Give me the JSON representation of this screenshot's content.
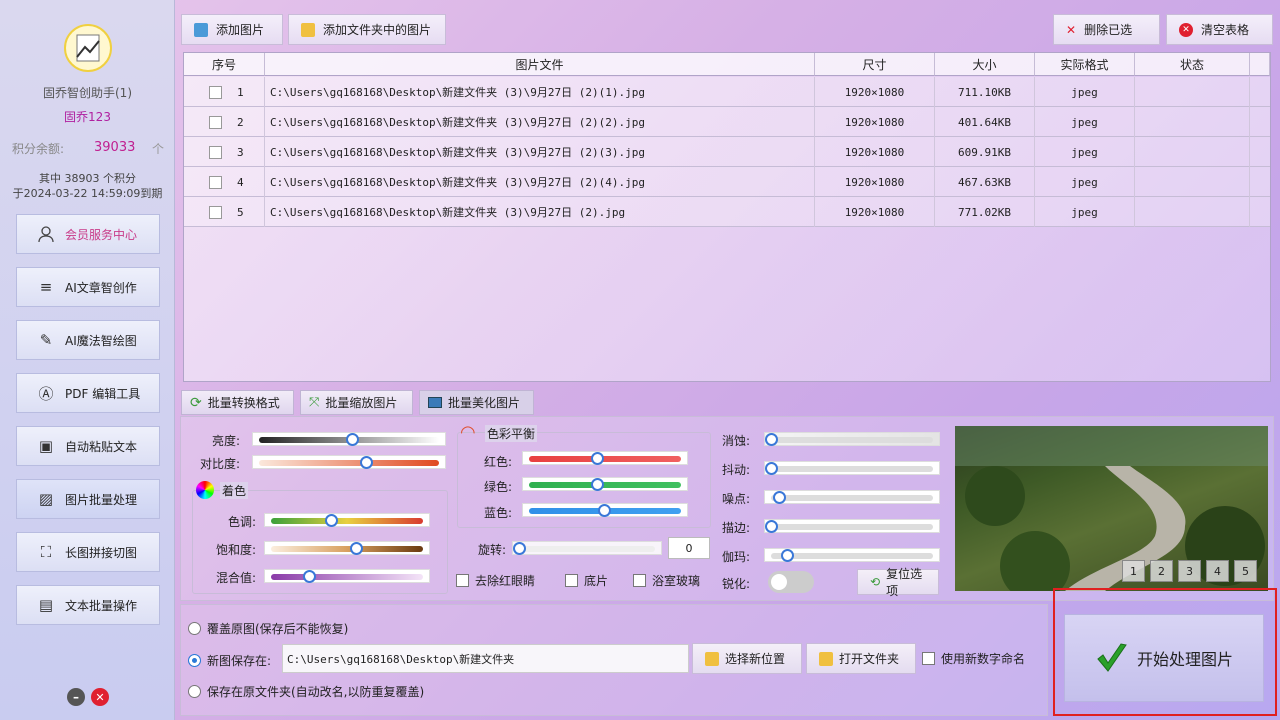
{
  "sidebar": {
    "username": "固乔智创助手(1)",
    "nickname": "固乔123",
    "points_label": "积分余额:",
    "points_value": "39033",
    "points_unit": "个",
    "expire_line1": "其中 38903 个积分",
    "expire_line2": "于2024-03-22 14:59:09到期",
    "member_center": "会员服务中心",
    "menu": [
      "AI文章智创作",
      "AI魔法智绘图",
      "PDF 编辑工具",
      "自动粘贴文本",
      "图片批量处理",
      "长图拼接切图",
      "文本批量操作"
    ]
  },
  "toolbar": {
    "add_image": "添加图片",
    "add_folder": "添加文件夹中的图片",
    "delete_selected": "删除已选",
    "clear_table": "清空表格"
  },
  "table": {
    "headers": [
      "序号",
      "图片文件",
      "尺寸",
      "大小",
      "实际格式",
      "状态"
    ],
    "rows": [
      {
        "idx": "1",
        "file": "C:\\Users\\gq168168\\Desktop\\新建文件夹 (3)\\9月27日 (2)(1).jpg",
        "size": "1920×1080",
        "bytes": "711.10KB",
        "fmt": "jpeg",
        "status": ""
      },
      {
        "idx": "2",
        "file": "C:\\Users\\gq168168\\Desktop\\新建文件夹 (3)\\9月27日 (2)(2).jpg",
        "size": "1920×1080",
        "bytes": "401.64KB",
        "fmt": "jpeg",
        "status": ""
      },
      {
        "idx": "3",
        "file": "C:\\Users\\gq168168\\Desktop\\新建文件夹 (3)\\9月27日 (2)(3).jpg",
        "size": "1920×1080",
        "bytes": "609.91KB",
        "fmt": "jpeg",
        "status": ""
      },
      {
        "idx": "4",
        "file": "C:\\Users\\gq168168\\Desktop\\新建文件夹 (3)\\9月27日 (2)(4).jpg",
        "size": "1920×1080",
        "bytes": "467.63KB",
        "fmt": "jpeg",
        "status": ""
      },
      {
        "idx": "5",
        "file": "C:\\Users\\gq168168\\Desktop\\新建文件夹 (3)\\9月27日 (2).jpg",
        "size": "1920×1080",
        "bytes": "771.02KB",
        "fmt": "jpeg",
        "status": ""
      }
    ]
  },
  "tabs": [
    "批量转换格式",
    "批量缩放图片",
    "批量美化图片"
  ],
  "beautify": {
    "brightness": "亮度:",
    "contrast": "对比度:",
    "tint_group": "着色",
    "hue": "色调:",
    "saturation": "饱和度:",
    "blend": "混合值:",
    "balance_group": "色彩平衡",
    "red": "红色:",
    "green": "绿色:",
    "blue": "蓝色:",
    "rotate": "旋转:",
    "rotate_value": "0",
    "redeye": "去除红眼睛",
    "negative": "底片",
    "frosted": "浴室玻璃",
    "erode": "消蚀:",
    "jitter": "抖动:",
    "noise": "噪点:",
    "edge": "描边:",
    "gamma": "伽玛:",
    "sharpen": "锐化:",
    "reset": "复位选项",
    "levels": {
      "brightness": 0.52,
      "contrast": 0.6,
      "hue": 0.4,
      "saturation": 0.57,
      "blend": 0.25,
      "red": 0.45,
      "green": 0.45,
      "blue": 0.5,
      "rotate": 0.0,
      "erode": 0.0,
      "jitter": 0.0,
      "noise": 0.05,
      "edge": 0.0,
      "gamma": 0.1
    }
  },
  "preview": {
    "pages": [
      "1",
      "2",
      "3",
      "4",
      "5"
    ]
  },
  "save": {
    "overwrite": "覆盖原图(保存后不能恢复)",
    "new_location": "新图保存在:",
    "path": "C:\\Users\\gq168168\\Desktop\\新建文件夹",
    "choose": "选择新位置",
    "open": "打开文件夹",
    "numeric": "使用新数字命名",
    "keep": "保存在原文件夹(自动改名,以防重复覆盖)"
  },
  "start": "开始处理图片"
}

━━━━━━━━━━━━━━━━━━━━

§ **TASK DIRECTIONS**
Keep the pictures out of the copy and return the rest of the data above exactly.

§ **WRITTEN SOLUTION**
Give me the JSON representation of this screenshot's content.
{
  "sidebar": {
    "username": "固乔智创助手(1)",
    "nickname": "固乔123",
    "points_label": "积分余额:",
    "points_value": "39033",
    "points_unit": "个",
    "expire_line1": "其中 38903 个积分",
    "expire_line2": "于2024-03-22 14:59:09到期",
    "member_center": "会员服务中心",
    "menu": [
      "AI文章智创作",
      "AI魔法智绘图",
      "PDF 编辑工具",
      "自动粘贴文本",
      "图片批量处理",
      "长图拼接切图",
      "文本批量操作"
    ]
  },
  "toolbar": {
    "add_image": "添加图片",
    "add_folder": "添加文件夹中的图片",
    "delete_selected": "删除已选",
    "clear_table": "清空表格"
  },
  "table": {
    "headers": [
      "序号",
      "图片文件",
      "尺寸",
      "大小",
      "实际格式",
      "状态"
    ],
    "rows": [
      {
        "idx": "1",
        "file": "C:\\Users\\gq168168\\Desktop\\新建文件夹 (3)\\9月27日 (2)(1).jpg",
        "size": "1920×1080",
        "bytes": "711.10KB",
        "fmt": "jpeg",
        "status": ""
      },
      {
        "idx": "2",
        "file": "C:\\Users\\gq168168\\Desktop\\新建文件夹 (3)\\9月27日 (2)(2).jpg",
        "size": "1920×1080",
        "bytes": "401.64KB",
        "fmt": "jpeg",
        "status": ""
      },
      {
        "idx": "3",
        "file": "C:\\Users\\gq168168\\Desktop\\新建文件夹 (3)\\9月27日 (2)(3).jpg",
        "size": "1920×1080",
        "bytes": "609.91KB",
        "fmt": "jpeg",
        "status": ""
      },
      {
        "idx": "4",
        "file": "C:\\Users\\gq168168\\Desktop\\新建文件夹 (3)\\9月27日 (2)(4).jpg",
        "size": "1920×1080",
        "bytes": "467.63KB",
        "fmt": "jpeg",
        "status": ""
      },
      {
        "idx": "5",
        "file": "C:\\Users\\gq168168\\Desktop\\新建文件夹 (3)\\9月27日 (2).jpg",
        "size": "1920×1080",
        "bytes": "771.02KB",
        "fmt": "jpeg",
        "status": ""
      }
    ]
  },
  "tabs": [
    "批量转换格式",
    "批量缩放图片",
    "批量美化图片"
  ],
  "beautify": {
    "brightness": "亮度:",
    "contrast": "对比度:",
    "tint_group": "着色",
    "hue": "色调:",
    "saturation": "饱和度:",
    "blend": "混合值:",
    "balance_group": "色彩平衡",
    "red": "红色:",
    "green": "绿色:",
    "blue": "蓝色:",
    "rotate": "旋转:",
    "rotate_value": "0",
    "redeye": "去除红眼睛",
    "negative": "底片",
    "frosted": "浴室玻璃",
    "erode": "消蚀:",
    "jitter": "抖动:",
    "noise": "噪点:",
    "edge": "描边:",
    "gamma": "伽玛:",
    "sharpen": "锐化:",
    "reset": "复位选项",
    "levels": {
      "brightness": 0.52,
      "contrast": 0.6,
      "hue": 0.4,
      "saturation": 0.57,
      "blend": 0.25,
      "red": 0.45,
      "green": 0.45,
      "blue": 0.5,
      "rotate": 0.0,
      "erode": 0.0,
      "jitter": 0.0,
      "noise": 0.05,
      "edge": 0.0,
      "gamma": 0.1
    }
  },
  "preview": {
    "pages": [
      "1",
      "2",
      "3",
      "4",
      "5"
    ]
  },
  "save": {
    "overwrite": "覆盖原图(保存后不能恢复)",
    "new_location": "新图保存在:",
    "path": "C:\\Users\\gq168168\\Desktop\\新建文件夹",
    "choose": "选择新位置",
    "open": "打开文件夹",
    "numeric": "使用新数字命名",
    "keep": "保存在原文件夹(自动改名,以防重复覆盖)"
  },
  "start": "开始处理图片"
}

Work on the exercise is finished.